Bits of some of these prebiotic materials have been observed in meteor samples before, and Herd and his colleagues were thus not terribly surprised to find them in the tiny 0.4-in. (1 cm) samples of the Tagish meteorite that they studied. What was unexpected, however, was that they saw all the materials in various stages of development, from their simplest forms to their most complex ones. It was as if the scientists had discovered not only butterflies but also cocoons and caterpillars.

"There was this linear correlation from one stage to the next to the next," says Herd. "We saw the organic materials through five different stages of sophistication."

The Tagish meteor, Herd and his colleagues concluded, must have been operating as a sort of incubator, flying through space and cooking up increasingly elaborate organic compounds until it deposited them in British Columbia. On modern-day Earth, which is saturated with life, a few more organic materials wouldn't make much of a difference. On the original, barren Earth, they could have played a meaningful role — adding at least some extraterrestrial seasonings to the organic soup already bubbling here.

= = = = =

### THE EXERCISE
How would this sentence from the meteorite passage read in Spanish: "It was as if the scientists had discovered not only butterflies but also cocoons and caterpillars."?

= = = = =

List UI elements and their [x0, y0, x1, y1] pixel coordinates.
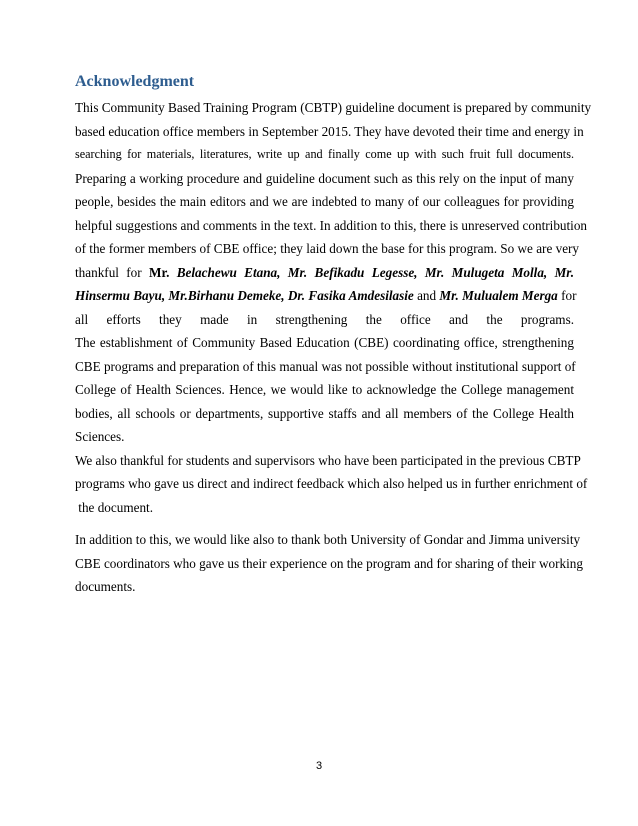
text-line: programs who gave us direct and indirect feedback which also helped us in further enrichment of	[75, 476, 588, 491]
text-line: CBE coordinators who gave us their experience on the program and for sharing of their working	[75, 555, 583, 571]
paragraph-universities	[75, 528, 583, 599]
text-line-names	[75, 261, 574, 285]
section-heading: Acknowledgment	[75, 73, 195, 90]
text-line-names	[75, 284, 577, 308]
text-line: all efforts they made in strengthening the office and the programs.	[75, 311, 574, 327]
paragraph-gap	[75, 519, 574, 528]
text-line: CBE programs and preparation of this manual was not possible without institutional support of	[75, 358, 576, 374]
text-run: for	[557, 288, 577, 303]
text-line: people, besides the main editors and we are indebted to many of our colleagues for providing	[75, 194, 574, 209]
text-run: and	[413, 288, 440, 303]
text-line: This Community Based Training Program (CBTP) guideline document is prepared by community	[75, 100, 592, 115]
title-mr: Mr.	[149, 264, 170, 280]
text-line: based education office members in September 2015. They have devoted their time and energy in	[75, 123, 584, 139]
paragraph-cbe-office	[75, 331, 574, 449]
contributor-name: Mr. Mulualem Merga	[439, 288, 558, 303]
text-line: bodies, all schools or departments, supportive staffs and all members of the College Health	[75, 405, 574, 421]
contributor-names: Belachewu Etana, Mr. Befikadu Legesse, Mr. Mulugeta Molla, Mr.	[169, 264, 575, 280]
contributor-names: Hinsermu Bayu, Mr.Birhanu Demeke, Dr. Fasika Amdesilasie	[75, 288, 414, 303]
text-line: Preparing a working procedure and guideline document such as this rely on the input of many	[75, 170, 574, 186]
text-line: helpful suggestions and comments in the text. In addition to this, there is unreserved contribution	[75, 217, 588, 233]
text-line: documents.	[75, 579, 136, 594]
text-line: The establishment of Community Based Education (CBE) coordinating office, strengthening	[75, 335, 574, 350]
paragraph-contributors	[75, 96, 592, 331]
text-line: searching for materials, literatures, write up and finally come up with such fruit full documents.	[75, 147, 574, 161]
text-line: In addition to this, we would like also to thank both University of Gondar and Jimma university	[75, 532, 581, 547]
body-text	[75, 96, 592, 599]
paragraph-students	[75, 449, 588, 520]
text-line: the document.	[75, 499, 154, 515]
text-run: thankful for	[75, 264, 150, 280]
text-line: College of Health Sciences. Hence, we would like to acknowledge the College management	[75, 382, 574, 397]
page-number: 3	[315, 760, 323, 772]
text-line: Sciences.	[75, 429, 125, 444]
text-line: We also thankful for students and supervisors who have been participated in the previous CBTP	[75, 452, 581, 468]
text-line: of the former members of CBE office; they laid down the base for this program. So we are very	[75, 241, 580, 256]
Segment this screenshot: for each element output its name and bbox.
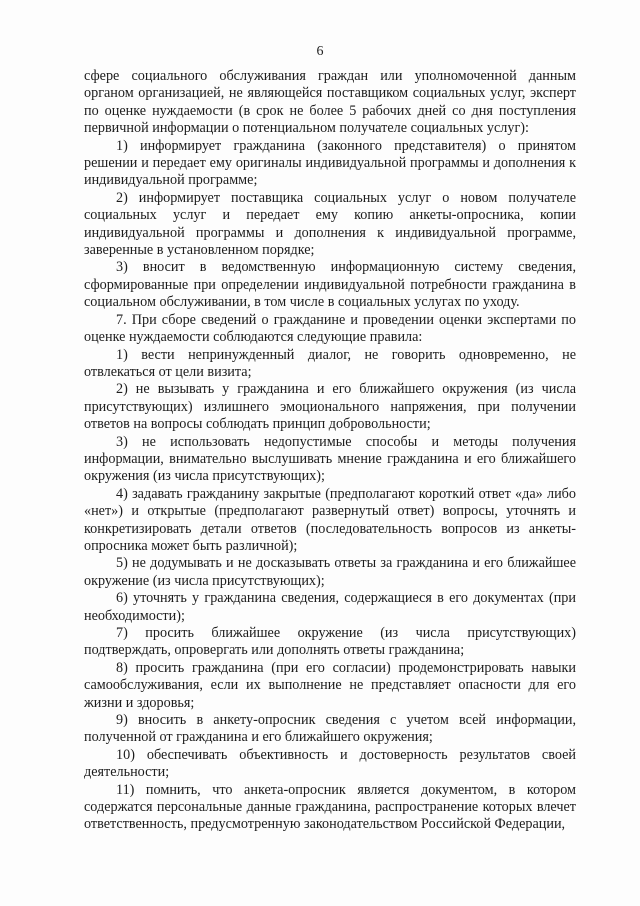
document-body (84, 68, 576, 834)
page-number: 6 (316, 44, 324, 59)
paragraph: 5) не додумывать и не досказывать ответы за гражданина и его ближайшее окружение (из числа присутствующих); (84, 555, 576, 589)
paragraph: 1) вести непринужденный диалог, не говорить одновременно, не отвлекаться от цели визита; (84, 346, 576, 380)
paragraph: 1) информирует гражданина (законного представителя) о принятом решении и передает ему оригиналы индивидуальной программы и дополнения к индивидуальной программе; (84, 137, 576, 189)
paragraph: 7. При сборе сведений о гражданине и проведении оценки экспертами по оценке нуждаемости соблюдаются следующие правила: (84, 311, 576, 346)
paragraph: 3) вносит в ведомственную информационную систему сведения, сформированные при определении индивидуальной потребности гражданина в социальном обслуживании, в том числе в социальных услугах по уходу. (84, 259, 576, 311)
paragraph: 3) не использовать недопустимые способы и методы получения информации, внимательно выслушивать мнение гражданина и его ближайшего окружения (из числа присутствующих); (84, 433, 576, 485)
paragraph: 11) помнить, что анкета-опросник является документом, в котором содержатся персональные данные гражданина, распространение которых влечет ответственность, предусмотренную законодательством Российской Федерации, (84, 781, 576, 833)
paragraph: 2) не вызывать у гражданина и его ближайшего окружения (из числа присутствующих) излишнего эмоционального напряжения, при получении ответов на вопросы соблюдать принцип добровольности; (84, 381, 576, 433)
paragraph: сфере социального обслуживания граждан или уполномоченной данным органом организацией, не являющейся поставщиком социальных услуг, эксперт по оценке нуждаемости (в срок не более 5 рабочих дней со дня поступления первичной информации о потенциальном получателе социальных услуг): (84, 68, 576, 137)
paragraph: 9) вносить в анкету-опросник сведения с учетом всей информации, полученной от гражданина и его ближайшего окружения; (84, 712, 576, 746)
paragraph: 6) уточнять у гражданина сведения, содержащиеся в его документах (при необходимости); (84, 590, 576, 624)
paragraph: 8) просить гражданина (при его согласии) продемонстрировать навыки самообслуживания, если их выполнение не представляет опасности для его жизни и здоровья; (84, 659, 576, 711)
paragraph: 10) обеспечивать объективность и достоверность результатов своей деятельности; (84, 746, 576, 781)
paragraph: 2) информирует поставщика социальных услуг о новом получателе социальных услуг и передает ему копию анкеты-опросника, копии индивидуальной программы и дополнения к индивидуальной программе, заверенные в установленном порядке; (84, 189, 576, 259)
paragraph: 7) просить ближайшее окружение (из числа присутствующих) подтверждать, опровергать или дополнять ответы гражданина; (84, 625, 576, 659)
paragraph: 4) задавать гражданину закрытые (предполагают короткий ответ «да» либо «нет») и открытые (предполагают развернутый ответ) вопросы, уточнять и конкретизировать детали ответов (последовательность вопросов из анкеты-опросника может быть различной); (84, 485, 576, 554)
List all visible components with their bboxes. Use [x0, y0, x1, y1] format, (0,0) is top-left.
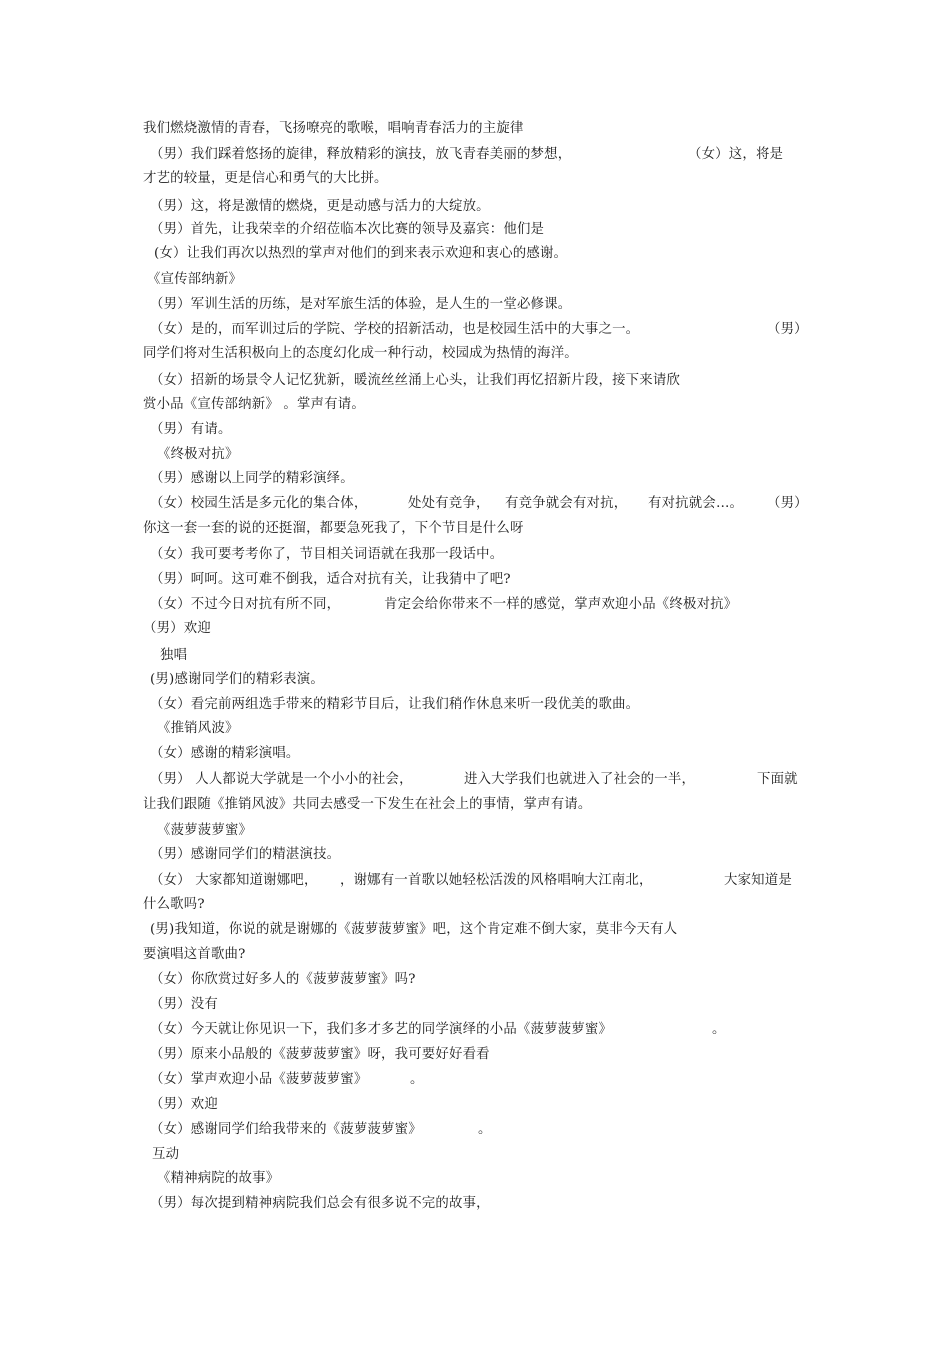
text-line: 我们燃烧激情的青春，飞扬嘹亮的歌喉，唱响青春活力的主旋律 — [143, 121, 524, 136]
text-line: （男）首先，让我荣幸的介绍莅临本次比赛的领导及嘉宾：他们是 — [150, 222, 545, 237]
section-title: 互动 — [152, 1147, 180, 1162]
text-line: （男）原来小品般的《菠萝菠萝蜜》呀，我可要好好看看 — [150, 1047, 490, 1062]
text-line: （女）感谢同学们给我带来的《菠萝菠萝蜜》 — [150, 1122, 422, 1137]
text-line: 。 — [712, 1022, 726, 1037]
text-line: 让我们跟随《推销风波》共同去感受一下发生在社会上的事情，掌声有请。 — [143, 797, 592, 812]
text-line: （男） 人人都说大学就是一个小小的社会， — [150, 772, 413, 787]
text-line: （女）不过今日对抗有所不同， — [150, 597, 341, 612]
text-line: （男）呵呵。这可难不倒我，适合对抗有关，让我猜中了吧? — [150, 572, 511, 587]
text-line: （男）这，将是激情的燃烧，更是动感与活力的大绽放。 — [150, 199, 490, 214]
section-title: 《菠萝菠萝蜜》 — [157, 823, 253, 838]
text-line: 大家知道是 — [724, 873, 792, 888]
text-line: (男)我知道，你说的就是谢娜的《菠萝菠萝蜜》吧，这个肯定难不倒大家，莫非今天有人 — [150, 922, 678, 937]
text-line: 有对抗就会…。 — [648, 496, 744, 511]
text-line: 肯定会给你带来不一样的感觉，掌声欢迎小品《终极对抗》 — [384, 597, 738, 612]
text-line: （男）我们踩着悠扬的旋律，释放精彩的演技，放飞青春美丽的梦想， — [150, 147, 572, 162]
text-line: （男）感谢同学们的精湛演技。 — [150, 847, 341, 862]
text-line: （女）招新的场景令人记忆犹新，暖流丝丝涌上心头，让我们再忆招新片段，接下来请欣 — [150, 373, 681, 388]
text-line: 。 — [478, 1122, 492, 1137]
text-line: 你这一套一套的说的还挺溜，都要急死我了，下个节目是什么呀 — [143, 521, 524, 536]
section-title: 《精神病院的故事》 — [157, 1171, 280, 1186]
text-line: ，谢娜有一首歌以她轻松活泼的风格唱响大江南北， — [340, 873, 653, 888]
text-line: （男）没有 — [150, 997, 218, 1012]
section-title: 《宣传部纳新》 — [147, 272, 243, 287]
section-title: 《终极对抗》 — [157, 447, 239, 462]
text-line: 处处有竞争， — [408, 496, 490, 511]
text-line: （男）军训生活的历练，是对军旅生活的体验，是人生的一堂必修课。 — [150, 297, 572, 312]
section-title: 《推销风波》 — [157, 721, 239, 736]
text-line: （女） 大家都知道谢娜吧， — [150, 873, 318, 888]
text-line: （男） — [767, 322, 808, 337]
section-title: 独唱 — [160, 648, 188, 663]
text-line: （女）是的，而军训过后的学院、学校的招新活动，也是校园生活中的大事之一。 — [150, 322, 640, 337]
text-line: （女）掌声欢迎小品《菠萝菠萝蜜》 — [150, 1072, 368, 1087]
text-line: （女）我可要考考你了，节目相关词语就在我那一段话中。 — [150, 547, 504, 562]
text-line: （男）欢迎 — [150, 1097, 218, 1112]
text-line: （女）校园生活是多元化的集合体， — [150, 496, 368, 511]
text-line: (女）让我们再次以热烈的掌声对他们的到来表示欢迎和衷心的感谢。 — [154, 246, 568, 261]
text-line: （男）每次提到精神病院我们总会有很多说不完的故事， — [150, 1196, 490, 1211]
text-line: 同学们将对生活积极向上的态度幻化成一种行动，校园成为热情的海洋。 — [143, 346, 578, 361]
text-line: 要演唱这首歌曲? — [143, 947, 246, 962]
text-line: （男）欢迎 — [143, 621, 211, 636]
text-line: （女）感谢的精彩演唱。 — [150, 746, 300, 761]
text-line: （女）看完前两组选手带来的精彩节目后，让我们稍作休息来听一段优美的歌曲。 — [150, 697, 640, 712]
text-line: （女）这，将是 — [688, 147, 784, 162]
text-line: （女）你欣赏过好多人的《菠萝菠萝蜜》吗? — [150, 972, 416, 987]
text-line: 。 — [410, 1072, 424, 1087]
text-line: 赏小品《宣传部纳新》 。掌声有请。 — [143, 397, 365, 412]
text-line: （女）今天就让你见识一下，我们多才多艺的同学演绎的小品《菠萝菠萝蜜》 — [150, 1022, 613, 1037]
text-line: 下面就 — [757, 772, 798, 787]
text-line: 有竞争就会有对抗， — [505, 496, 628, 511]
text-line: （男）有请。 — [150, 422, 232, 437]
text-line: 什么歌吗? — [143, 897, 205, 912]
text-line: 才艺的较量，更是信心和勇气的大比拼。 — [143, 171, 388, 186]
text-line: 进入大学我们也就进入了社会的一半， — [464, 772, 696, 787]
text-line: （男） — [767, 496, 808, 511]
text-line: (男)感谢同学们的精彩表演。 — [150, 672, 324, 687]
text-line: （男）感谢以上同学的精彩演绎。 — [150, 471, 354, 486]
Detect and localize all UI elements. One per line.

= = = = =

### EXPECTED ANSWER
Era como si los científicos hubieran descubierto no solo mariposas, sino también capullos y orugas.